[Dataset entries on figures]
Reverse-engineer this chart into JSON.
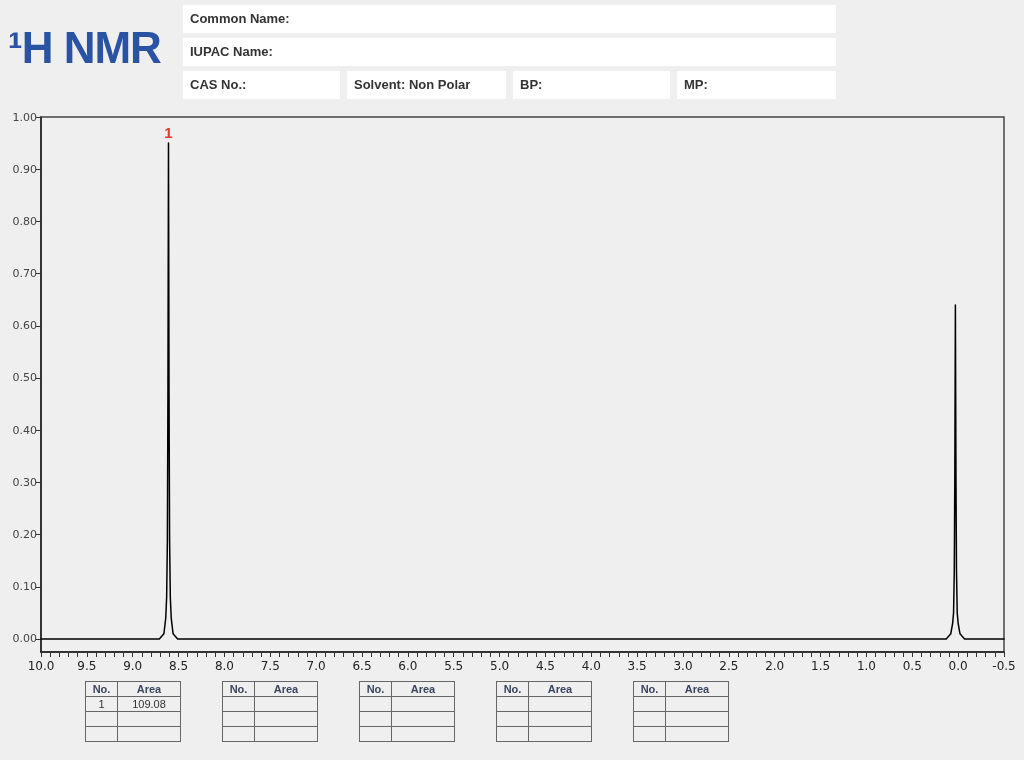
{
  "chart_data": {
    "type": "line",
    "title": "¹H NMR",
    "annotations": [
      "Common Name:",
      "IUPAC Name:",
      "CAS No.:",
      "Solvent: Non Polar",
      "BP:",
      "MP:",
      "No.",
      "Area",
      "No.",
      "Area",
      "No.",
      "Area",
      "No.",
      "Area",
      "No.",
      "Area",
      "1",
      "109.08",
      {
        "text": "1",
        "x": 8.61,
        "y": 0.95
      }
    ],
    "x": [
      10.0,
      8.71,
      8.66,
      8.64,
      8.63,
      8.622,
      8.616,
      8.61,
      8.604,
      8.598,
      8.59,
      8.58,
      8.56,
      8.51,
      0.13,
      0.08,
      0.06,
      0.05,
      0.042,
      0.036,
      0.03,
      0.024,
      0.018,
      0.01,
      0.0,
      -0.02,
      -0.07,
      -0.5
    ],
    "values": [
      0.0,
      0.0,
      0.01,
      0.04,
      0.08,
      0.19,
      0.47,
      0.95,
      0.47,
      0.19,
      0.08,
      0.04,
      0.01,
      0.0,
      0.0,
      0.01,
      0.03,
      0.05,
      0.13,
      0.32,
      0.64,
      0.32,
      0.13,
      0.05,
      0.03,
      0.01,
      0.0,
      0.0
    ],
    "color": "#000000",
    "xlim": [
      10.0,
      -0.5
    ],
    "xticks": [
      {
        "value": 10,
        "label": "10.0"
      },
      9.5,
      {
        "value": 9,
        "label": "9.0"
      },
      8.5,
      {
        "value": 8,
        "label": "8.0"
      },
      7.5,
      {
        "value": 7,
        "label": "7.0"
      },
      6.5,
      {
        "value": 6,
        "label": "6.0"
      },
      5.5,
      {
        "value": 5,
        "label": "5.0"
      },
      4.5,
      {
        "value": 4,
        "label": "4.0"
      },
      3.5,
      {
        "value": 3,
        "label": "3.0"
      },
      2.5,
      {
        "value": 2,
        "label": "2.0"
      },
      1.5,
      {
        "value": 1,
        "label": "1.0"
      },
      0.5,
      {
        "value": 0,
        "label": "0.0"
      },
      -0.5
    ],
    "ylim": [
      -0.025,
      1.0
    ],
    "yticks": [
      {
        "value": 0,
        "label": "0.00"
      },
      {
        "value": 0.1,
        "label": "0.10"
      },
      {
        "value": 0.2,
        "label": "0.20"
      },
      {
        "value": 0.3,
        "label": "0.30"
      },
      {
        "value": 0.4,
        "label": "0.40"
      },
      {
        "value": 0.5,
        "label": "0.50"
      },
      {
        "value": 0.6,
        "label": "0.60"
      },
      {
        "value": 0.7,
        "label": "0.70"
      },
      {
        "value": 0.8,
        "label": "0.80"
      },
      {
        "value": 0.9,
        "label": "0.90"
      },
      {
        "value": 1,
        "label": "1.00"
      }
    ]
  }
}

# THE PROBLEM:
Without the pictures, return the entries exactly as they appear.

# RIGHT ANSWER:
Reverse-engineer this chart into JSON.
{
  "chart_data": {
    "type": "line",
    "title": "¹H NMR",
    "annotations": [
      "Common Name:",
      "IUPAC Name:",
      "CAS No.:",
      "Solvent: Non Polar",
      "BP:",
      "MP:",
      "No.",
      "Area",
      "No.",
      "Area",
      "No.",
      "Area",
      "No.",
      "Area",
      "No.",
      "Area",
      "1",
      "109.08",
      {
        "text": "1",
        "x": 8.61,
        "y": 0.95
      }
    ],
    "x": [
      10.0,
      8.71,
      8.66,
      8.64,
      8.63,
      8.622,
      8.616,
      8.61,
      8.604,
      8.598,
      8.59,
      8.58,
      8.56,
      8.51,
      0.13,
      0.08,
      0.06,
      0.05,
      0.042,
      0.036,
      0.03,
      0.024,
      0.018,
      0.01,
      0.0,
      -0.02,
      -0.07,
      -0.5
    ],
    "values": [
      0.0,
      0.0,
      0.01,
      0.04,
      0.08,
      0.19,
      0.47,
      0.95,
      0.47,
      0.19,
      0.08,
      0.04,
      0.01,
      0.0,
      0.0,
      0.01,
      0.03,
      0.05,
      0.13,
      0.32,
      0.64,
      0.32,
      0.13,
      0.05,
      0.03,
      0.01,
      0.0,
      0.0
    ],
    "color": "#000000",
    "xlim": [
      10.0,
      -0.5
    ],
    "xticks": [
      {
        "value": 10,
        "label": "10.0"
      },
      9.5,
      {
        "value": 9,
        "label": "9.0"
      },
      8.5,
      {
        "value": 8,
        "label": "8.0"
      },
      7.5,
      {
        "value": 7,
        "label": "7.0"
      },
      6.5,
      {
        "value": 6,
        "label": "6.0"
      },
      5.5,
      {
        "value": 5,
        "label": "5.0"
      },
      4.5,
      {
        "value": 4,
        "label": "4.0"
      },
      3.5,
      {
        "value": 3,
        "label": "3.0"
      },
      2.5,
      {
        "value": 2,
        "label": "2.0"
      },
      1.5,
      {
        "value": 1,
        "label": "1.0"
      },
      0.5,
      {
        "value": 0,
        "label": "0.0"
      },
      -0.5
    ],
    "ylim": [
      -0.025,
      1.0
    ],
    "yticks": [
      {
        "value": 0,
        "label": "0.00"
      },
      {
        "value": 0.1,
        "label": "0.10"
      },
      {
        "value": 0.2,
        "label": "0.20"
      },
      {
        "value": 0.3,
        "label": "0.30"
      },
      {
        "value": 0.4,
        "label": "0.40"
      },
      {
        "value": 0.5,
        "label": "0.50"
      },
      {
        "value": 0.6,
        "label": "0.60"
      },
      {
        "value": 0.7,
        "label": "0.70"
      },
      {
        "value": 0.8,
        "label": "0.80"
      },
      {
        "value": 0.9,
        "label": "0.90"
      },
      {
        "value": 1,
        "label": "1.00"
      }
    ]
  }
}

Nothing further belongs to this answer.